Output exactly the lines between the line that contains "What's the underlying" and the last line of the material, counting both.

==== DATA RECORDS

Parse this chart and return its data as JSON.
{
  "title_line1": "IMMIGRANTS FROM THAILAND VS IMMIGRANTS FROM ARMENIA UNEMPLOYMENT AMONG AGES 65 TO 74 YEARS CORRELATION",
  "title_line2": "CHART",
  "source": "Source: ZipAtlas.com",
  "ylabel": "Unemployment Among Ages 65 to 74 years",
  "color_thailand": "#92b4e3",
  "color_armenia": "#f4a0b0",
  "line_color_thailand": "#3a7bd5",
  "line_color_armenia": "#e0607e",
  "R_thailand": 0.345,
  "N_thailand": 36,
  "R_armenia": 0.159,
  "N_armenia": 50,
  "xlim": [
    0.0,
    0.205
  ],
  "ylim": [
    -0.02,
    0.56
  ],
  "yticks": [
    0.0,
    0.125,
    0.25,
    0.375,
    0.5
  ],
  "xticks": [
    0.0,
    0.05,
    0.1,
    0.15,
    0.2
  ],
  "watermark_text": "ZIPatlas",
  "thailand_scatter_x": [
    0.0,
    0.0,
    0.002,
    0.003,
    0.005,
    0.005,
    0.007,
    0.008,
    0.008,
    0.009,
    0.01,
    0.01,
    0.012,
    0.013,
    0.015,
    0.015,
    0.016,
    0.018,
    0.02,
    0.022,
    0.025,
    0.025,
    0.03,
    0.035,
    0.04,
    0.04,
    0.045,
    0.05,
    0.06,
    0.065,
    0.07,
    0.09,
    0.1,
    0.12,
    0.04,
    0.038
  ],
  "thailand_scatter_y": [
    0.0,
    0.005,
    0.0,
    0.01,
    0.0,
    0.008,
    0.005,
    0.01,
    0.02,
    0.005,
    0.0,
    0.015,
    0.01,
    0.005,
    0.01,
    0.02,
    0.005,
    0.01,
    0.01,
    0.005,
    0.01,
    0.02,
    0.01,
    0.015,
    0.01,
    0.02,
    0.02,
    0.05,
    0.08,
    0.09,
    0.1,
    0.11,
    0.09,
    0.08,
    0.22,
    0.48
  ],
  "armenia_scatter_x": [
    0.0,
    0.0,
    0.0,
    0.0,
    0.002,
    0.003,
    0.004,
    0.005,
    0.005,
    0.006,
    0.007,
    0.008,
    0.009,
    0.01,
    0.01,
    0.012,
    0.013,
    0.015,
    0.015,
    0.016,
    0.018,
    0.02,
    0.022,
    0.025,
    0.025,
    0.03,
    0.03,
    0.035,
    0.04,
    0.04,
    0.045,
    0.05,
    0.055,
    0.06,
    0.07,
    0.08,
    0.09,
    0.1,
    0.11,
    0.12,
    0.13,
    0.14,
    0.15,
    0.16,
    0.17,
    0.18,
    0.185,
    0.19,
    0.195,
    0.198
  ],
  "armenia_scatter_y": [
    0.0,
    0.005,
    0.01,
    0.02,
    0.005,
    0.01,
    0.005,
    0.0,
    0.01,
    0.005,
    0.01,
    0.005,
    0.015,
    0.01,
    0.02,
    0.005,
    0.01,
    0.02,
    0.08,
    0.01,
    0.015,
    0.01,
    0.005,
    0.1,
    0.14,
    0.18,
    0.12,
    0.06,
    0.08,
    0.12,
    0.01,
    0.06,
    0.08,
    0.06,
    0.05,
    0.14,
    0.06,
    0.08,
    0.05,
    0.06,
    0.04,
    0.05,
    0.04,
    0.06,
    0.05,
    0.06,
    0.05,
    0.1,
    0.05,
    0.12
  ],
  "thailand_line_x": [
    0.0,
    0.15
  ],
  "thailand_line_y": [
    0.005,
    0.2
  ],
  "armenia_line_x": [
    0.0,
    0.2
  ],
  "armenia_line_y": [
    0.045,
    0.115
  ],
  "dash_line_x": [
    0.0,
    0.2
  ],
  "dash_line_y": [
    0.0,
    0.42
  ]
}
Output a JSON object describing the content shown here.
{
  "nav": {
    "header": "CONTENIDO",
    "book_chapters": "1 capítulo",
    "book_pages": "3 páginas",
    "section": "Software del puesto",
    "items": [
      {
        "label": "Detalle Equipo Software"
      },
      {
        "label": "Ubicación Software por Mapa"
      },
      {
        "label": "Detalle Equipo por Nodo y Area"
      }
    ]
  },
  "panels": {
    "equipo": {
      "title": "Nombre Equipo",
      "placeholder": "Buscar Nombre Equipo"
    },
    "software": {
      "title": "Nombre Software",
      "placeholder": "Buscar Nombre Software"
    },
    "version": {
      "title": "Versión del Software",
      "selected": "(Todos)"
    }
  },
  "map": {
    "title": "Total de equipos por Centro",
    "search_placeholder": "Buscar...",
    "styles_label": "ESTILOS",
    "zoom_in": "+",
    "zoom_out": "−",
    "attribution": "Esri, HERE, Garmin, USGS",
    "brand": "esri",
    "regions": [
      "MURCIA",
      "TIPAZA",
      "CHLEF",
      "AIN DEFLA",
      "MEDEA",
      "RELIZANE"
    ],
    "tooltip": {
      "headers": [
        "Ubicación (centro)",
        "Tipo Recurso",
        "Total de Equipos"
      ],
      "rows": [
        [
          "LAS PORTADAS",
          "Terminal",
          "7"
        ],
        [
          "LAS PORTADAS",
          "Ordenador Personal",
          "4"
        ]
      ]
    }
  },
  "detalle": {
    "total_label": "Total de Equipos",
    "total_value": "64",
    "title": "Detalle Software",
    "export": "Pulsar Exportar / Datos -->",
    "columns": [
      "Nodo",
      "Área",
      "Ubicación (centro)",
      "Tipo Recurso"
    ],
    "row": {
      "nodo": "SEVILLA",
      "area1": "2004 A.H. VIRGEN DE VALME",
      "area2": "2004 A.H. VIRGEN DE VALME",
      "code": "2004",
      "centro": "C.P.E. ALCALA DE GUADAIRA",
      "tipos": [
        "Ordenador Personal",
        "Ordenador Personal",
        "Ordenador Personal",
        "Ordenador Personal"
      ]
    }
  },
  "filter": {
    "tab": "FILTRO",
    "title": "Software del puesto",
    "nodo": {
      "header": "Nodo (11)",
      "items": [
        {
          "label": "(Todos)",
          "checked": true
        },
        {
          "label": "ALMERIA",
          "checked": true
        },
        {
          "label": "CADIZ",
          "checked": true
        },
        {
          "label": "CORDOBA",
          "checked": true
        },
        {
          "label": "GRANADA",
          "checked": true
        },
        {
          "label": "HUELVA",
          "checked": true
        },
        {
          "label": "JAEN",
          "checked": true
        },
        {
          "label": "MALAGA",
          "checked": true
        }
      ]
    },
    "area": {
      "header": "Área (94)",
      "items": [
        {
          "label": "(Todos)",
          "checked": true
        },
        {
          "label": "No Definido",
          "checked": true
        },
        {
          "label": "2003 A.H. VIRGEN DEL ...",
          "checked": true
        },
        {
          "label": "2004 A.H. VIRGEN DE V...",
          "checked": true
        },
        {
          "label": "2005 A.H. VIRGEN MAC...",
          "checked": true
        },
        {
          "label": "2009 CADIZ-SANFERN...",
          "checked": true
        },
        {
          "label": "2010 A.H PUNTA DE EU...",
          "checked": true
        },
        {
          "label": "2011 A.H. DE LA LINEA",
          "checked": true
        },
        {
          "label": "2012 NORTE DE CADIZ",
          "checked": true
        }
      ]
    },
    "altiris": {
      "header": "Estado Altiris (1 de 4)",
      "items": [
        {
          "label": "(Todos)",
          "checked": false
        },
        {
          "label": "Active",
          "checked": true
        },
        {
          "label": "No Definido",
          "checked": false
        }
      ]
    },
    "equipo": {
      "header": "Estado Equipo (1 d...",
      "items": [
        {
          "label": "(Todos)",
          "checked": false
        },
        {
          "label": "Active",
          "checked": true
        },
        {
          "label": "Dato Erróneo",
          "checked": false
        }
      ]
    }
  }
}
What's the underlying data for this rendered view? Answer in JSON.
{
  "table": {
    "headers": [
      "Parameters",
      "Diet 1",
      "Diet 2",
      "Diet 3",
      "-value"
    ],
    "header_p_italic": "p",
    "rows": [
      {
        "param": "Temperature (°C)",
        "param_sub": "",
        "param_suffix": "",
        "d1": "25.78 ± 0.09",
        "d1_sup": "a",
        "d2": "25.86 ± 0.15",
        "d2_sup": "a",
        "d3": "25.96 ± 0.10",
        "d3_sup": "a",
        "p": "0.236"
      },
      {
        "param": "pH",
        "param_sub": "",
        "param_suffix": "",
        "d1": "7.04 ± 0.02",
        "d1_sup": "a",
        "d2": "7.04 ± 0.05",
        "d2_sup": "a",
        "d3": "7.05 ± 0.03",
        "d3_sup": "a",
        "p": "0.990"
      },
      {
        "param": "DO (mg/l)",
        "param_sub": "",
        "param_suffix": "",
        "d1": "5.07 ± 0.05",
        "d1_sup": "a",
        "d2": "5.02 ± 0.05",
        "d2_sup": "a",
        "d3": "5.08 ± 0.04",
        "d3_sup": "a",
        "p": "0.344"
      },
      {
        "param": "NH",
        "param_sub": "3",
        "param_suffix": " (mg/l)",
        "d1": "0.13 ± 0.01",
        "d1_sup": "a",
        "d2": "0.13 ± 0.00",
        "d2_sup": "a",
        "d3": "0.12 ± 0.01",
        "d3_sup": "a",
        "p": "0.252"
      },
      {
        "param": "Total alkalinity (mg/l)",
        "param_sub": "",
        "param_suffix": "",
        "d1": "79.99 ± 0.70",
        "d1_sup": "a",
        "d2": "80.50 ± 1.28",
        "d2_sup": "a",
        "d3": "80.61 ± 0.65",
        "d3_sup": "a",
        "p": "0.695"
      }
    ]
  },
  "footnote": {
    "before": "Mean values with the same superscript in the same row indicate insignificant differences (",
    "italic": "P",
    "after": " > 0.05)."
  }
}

========

- RESPONSE TO THE EXERCISE:
What's the underlying data for this rendered view? Answer in JSON.
{
  "table": {
    "headers": [
      "Parameters",
      "Diet 1",
      "Diet 2",
      "Diet 3",
      "-value"
    ],
    "header_p_italic": "p",
    "rows": [
      {
        "param": "Temperature (°C)",
        "param_sub": "",
        "param_suffix": "",
        "d1": "25.78 ± 0.09",
        "d1_sup": "a",
        "d2": "25.86 ± 0.15",
        "d2_sup": "a",
        "d3": "25.96 ± 0.10",
        "d3_sup": "a",
        "p": "0.236"
      },
      {
        "param": "pH",
        "param_sub": "",
        "param_suffix": "",
        "d1": "7.04 ± 0.02",
        "d1_sup": "a",
        "d2": "7.04 ± 0.05",
        "d2_sup": "a",
        "d3": "7.05 ± 0.03",
        "d3_sup": "a",
        "p": "0.990"
      },
      {
        "param": "DO (mg/l)",
        "param_sub": "",
        "param_suffix": "",
        "d1": "5.07 ± 0.05",
        "d1_sup": "a",
        "d2": "5.02 ± 0.05",
        "d2_sup": "a",
        "d3": "5.08 ± 0.04",
        "d3_sup": "a",
        "p": "0.344"
      },
      {
        "param": "NH",
        "param_sub": "3",
        "param_suffix": " (mg/l)",
        "d1": "0.13 ± 0.01",
        "d1_sup": "a",
        "d2": "0.13 ± 0.00",
        "d2_sup": "a",
        "d3": "0.12 ± 0.01",
        "d3_sup": "a",
        "p": "0.252"
      },
      {
        "param": "Total alkalinity (mg/l)",
        "param_sub": "",
        "param_suffix": "",
        "d1": "79.99 ± 0.70",
        "d1_sup": "a",
        "d2": "80.50 ± 1.28",
        "d2_sup": "a",
        "d3": "80.61 ± 0.65",
        "d3_sup": "a",
        "p": "0.695"
      }
    ]
  },
  "footnote": {
    "before": "Mean values with the same superscript in the same row indicate insignificant differences (",
    "italic": "P",
    "after": " > 0.05)."
  }
}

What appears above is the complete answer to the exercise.